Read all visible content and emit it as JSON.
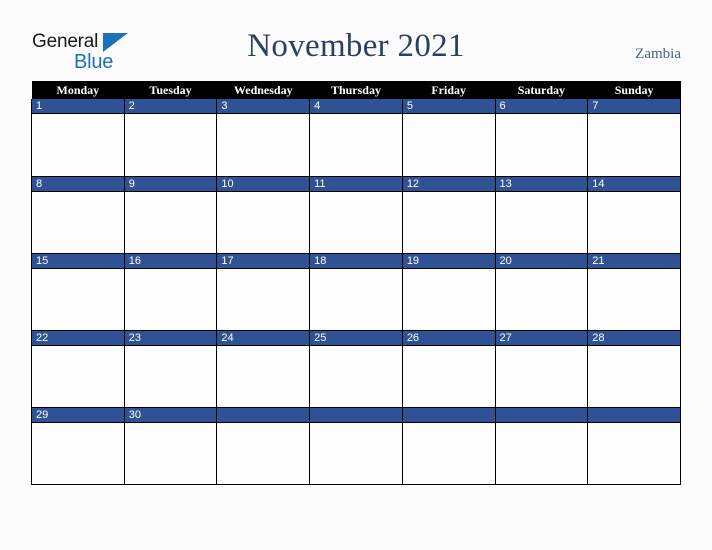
{
  "brand": {
    "name_part1": "General",
    "name_part2": "Blue",
    "triangle_icon": "triangle-right-icon",
    "primary_color": "#1c72b8"
  },
  "header": {
    "title": "November 2021",
    "country": "Zambia",
    "title_color": "#2b3f66",
    "country_color": "#4a5f8c"
  },
  "calendar": {
    "month": "November",
    "year": "2021",
    "header_bg": "#000000",
    "daynum_bg": "#2e5293",
    "cell_bg": "#fdfdfd",
    "weekday_headers": [
      "Monday",
      "Tuesday",
      "Wednesday",
      "Thursday",
      "Friday",
      "Saturday",
      "Sunday"
    ],
    "weeks": [
      {
        "days": [
          {
            "num": "1"
          },
          {
            "num": "2"
          },
          {
            "num": "3"
          },
          {
            "num": "4"
          },
          {
            "num": "5"
          },
          {
            "num": "6"
          },
          {
            "num": "7"
          }
        ]
      },
      {
        "days": [
          {
            "num": "8"
          },
          {
            "num": "9"
          },
          {
            "num": "10"
          },
          {
            "num": "11"
          },
          {
            "num": "12"
          },
          {
            "num": "13"
          },
          {
            "num": "14"
          }
        ]
      },
      {
        "days": [
          {
            "num": "15"
          },
          {
            "num": "16"
          },
          {
            "num": "17"
          },
          {
            "num": "18"
          },
          {
            "num": "19"
          },
          {
            "num": "20"
          },
          {
            "num": "21"
          }
        ]
      },
      {
        "days": [
          {
            "num": "22"
          },
          {
            "num": "23"
          },
          {
            "num": "24"
          },
          {
            "num": "25"
          },
          {
            "num": "26"
          },
          {
            "num": "27"
          },
          {
            "num": "28"
          }
        ]
      },
      {
        "days": [
          {
            "num": "29"
          },
          {
            "num": "30"
          },
          {
            "num": ""
          },
          {
            "num": ""
          },
          {
            "num": ""
          },
          {
            "num": ""
          },
          {
            "num": ""
          }
        ]
      }
    ]
  }
}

━━━━━━━━━━━━━━━━━━━━━━━━━━━━━━

Pictures in the records above should not be copied. Repeat everything else exactly.

Read all visible content and emit it as JSON.
{
  "brand": {
    "name_part1": "General",
    "name_part2": "Blue",
    "triangle_icon": "triangle-right-icon",
    "primary_color": "#1c72b8"
  },
  "header": {
    "title": "November 2021",
    "country": "Zambia",
    "title_color": "#2b3f66",
    "country_color": "#4a5f8c"
  },
  "calendar": {
    "month": "November",
    "year": "2021",
    "header_bg": "#000000",
    "daynum_bg": "#2e5293",
    "cell_bg": "#fdfdfd",
    "weekday_headers": [
      "Monday",
      "Tuesday",
      "Wednesday",
      "Thursday",
      "Friday",
      "Saturday",
      "Sunday"
    ],
    "weeks": [
      {
        "days": [
          {
            "num": "1"
          },
          {
            "num": "2"
          },
          {
            "num": "3"
          },
          {
            "num": "4"
          },
          {
            "num": "5"
          },
          {
            "num": "6"
          },
          {
            "num": "7"
          }
        ]
      },
      {
        "days": [
          {
            "num": "8"
          },
          {
            "num": "9"
          },
          {
            "num": "10"
          },
          {
            "num": "11"
          },
          {
            "num": "12"
          },
          {
            "num": "13"
          },
          {
            "num": "14"
          }
        ]
      },
      {
        "days": [
          {
            "num": "15"
          },
          {
            "num": "16"
          },
          {
            "num": "17"
          },
          {
            "num": "18"
          },
          {
            "num": "19"
          },
          {
            "num": "20"
          },
          {
            "num": "21"
          }
        ]
      },
      {
        "days": [
          {
            "num": "22"
          },
          {
            "num": "23"
          },
          {
            "num": "24"
          },
          {
            "num": "25"
          },
          {
            "num": "26"
          },
          {
            "num": "27"
          },
          {
            "num": "28"
          }
        ]
      },
      {
        "days": [
          {
            "num": "29"
          },
          {
            "num": "30"
          },
          {
            "num": ""
          },
          {
            "num": ""
          },
          {
            "num": ""
          },
          {
            "num": ""
          },
          {
            "num": ""
          }
        ]
      }
    ]
  }
}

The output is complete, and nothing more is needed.